_TASK_
Below are some records; return each one exactly.

_DATA FOR THIS TASK_
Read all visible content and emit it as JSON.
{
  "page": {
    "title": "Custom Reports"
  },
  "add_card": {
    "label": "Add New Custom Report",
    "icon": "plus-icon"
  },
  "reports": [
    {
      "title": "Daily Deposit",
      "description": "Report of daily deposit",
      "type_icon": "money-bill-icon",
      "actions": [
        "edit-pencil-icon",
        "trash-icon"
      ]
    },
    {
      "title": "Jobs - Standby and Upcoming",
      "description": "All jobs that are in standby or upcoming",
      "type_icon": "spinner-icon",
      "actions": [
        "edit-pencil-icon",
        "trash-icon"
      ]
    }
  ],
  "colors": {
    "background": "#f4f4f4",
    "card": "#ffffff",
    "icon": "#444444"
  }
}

_SOLUTION FOR THIS PROBLEM_
Read all visible content and emit it as JSON.
{
  "page": {
    "title": "Custom Reports"
  },
  "add_card": {
    "label": "Add New Custom Report",
    "icon": "plus-icon"
  },
  "reports": [
    {
      "title": "Daily Deposit",
      "description": "Report of daily deposit",
      "type_icon": "money-bill-icon",
      "actions": [
        "edit-pencil-icon",
        "trash-icon"
      ]
    },
    {
      "title": "Jobs - Standby and Upcoming",
      "description": "All jobs that are in standby or upcoming",
      "type_icon": "spinner-icon",
      "actions": [
        "edit-pencil-icon",
        "trash-icon"
      ]
    }
  ],
  "colors": {
    "background": "#f4f4f4",
    "card": "#ffffff",
    "icon": "#444444"
  }
}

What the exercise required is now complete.